WRITTEN PROBLEM:
Copy each line of the entries that contains the word "shortcut".

Start of EXCERPTED RECORDS

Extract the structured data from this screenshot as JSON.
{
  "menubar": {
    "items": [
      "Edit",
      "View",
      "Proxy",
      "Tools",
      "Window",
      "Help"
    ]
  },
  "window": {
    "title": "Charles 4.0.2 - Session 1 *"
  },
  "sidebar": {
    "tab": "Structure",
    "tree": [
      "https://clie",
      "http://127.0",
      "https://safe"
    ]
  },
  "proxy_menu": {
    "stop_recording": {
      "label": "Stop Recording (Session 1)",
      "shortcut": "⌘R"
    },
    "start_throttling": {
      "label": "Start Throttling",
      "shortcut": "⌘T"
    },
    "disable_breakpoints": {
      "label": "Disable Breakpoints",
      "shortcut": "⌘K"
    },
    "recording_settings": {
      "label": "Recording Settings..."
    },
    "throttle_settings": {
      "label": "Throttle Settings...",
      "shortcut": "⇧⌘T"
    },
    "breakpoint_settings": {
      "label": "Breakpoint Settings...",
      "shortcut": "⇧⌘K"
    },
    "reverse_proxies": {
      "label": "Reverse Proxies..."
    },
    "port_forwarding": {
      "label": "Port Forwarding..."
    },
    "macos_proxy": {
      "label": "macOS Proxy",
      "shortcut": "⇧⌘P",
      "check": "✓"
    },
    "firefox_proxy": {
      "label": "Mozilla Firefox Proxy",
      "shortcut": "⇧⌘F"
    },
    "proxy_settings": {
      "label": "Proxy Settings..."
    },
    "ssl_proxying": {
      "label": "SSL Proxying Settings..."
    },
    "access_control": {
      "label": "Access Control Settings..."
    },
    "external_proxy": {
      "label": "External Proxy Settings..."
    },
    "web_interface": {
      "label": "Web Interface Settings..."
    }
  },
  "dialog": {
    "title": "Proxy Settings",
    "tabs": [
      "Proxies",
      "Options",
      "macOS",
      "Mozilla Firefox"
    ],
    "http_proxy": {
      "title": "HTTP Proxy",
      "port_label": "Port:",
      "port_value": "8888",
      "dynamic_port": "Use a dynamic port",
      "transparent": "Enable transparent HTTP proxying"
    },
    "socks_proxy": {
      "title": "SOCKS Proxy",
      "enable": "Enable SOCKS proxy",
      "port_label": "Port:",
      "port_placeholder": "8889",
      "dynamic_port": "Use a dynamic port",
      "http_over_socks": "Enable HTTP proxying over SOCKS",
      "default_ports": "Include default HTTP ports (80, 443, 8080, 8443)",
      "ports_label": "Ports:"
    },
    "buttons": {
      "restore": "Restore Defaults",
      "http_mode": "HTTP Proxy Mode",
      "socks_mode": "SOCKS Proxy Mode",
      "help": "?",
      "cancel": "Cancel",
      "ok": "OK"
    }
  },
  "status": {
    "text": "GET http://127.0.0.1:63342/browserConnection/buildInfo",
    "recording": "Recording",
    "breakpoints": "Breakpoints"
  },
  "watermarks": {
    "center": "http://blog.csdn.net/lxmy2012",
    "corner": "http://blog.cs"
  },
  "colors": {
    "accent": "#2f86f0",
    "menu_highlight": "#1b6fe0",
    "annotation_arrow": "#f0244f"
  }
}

End of EXCERPTED RECORDS

RESULT FOR THIS EXERCISE:
      "shortcut": "⌘R"
      "shortcut": "⌘T"
      "shortcut": "⌘K"
      "shortcut": "⇧⌘T"
      "shortcut": "⇧⌘K"
      "shortcut": "⇧⌘P",
      "shortcut": "⇧⌘F"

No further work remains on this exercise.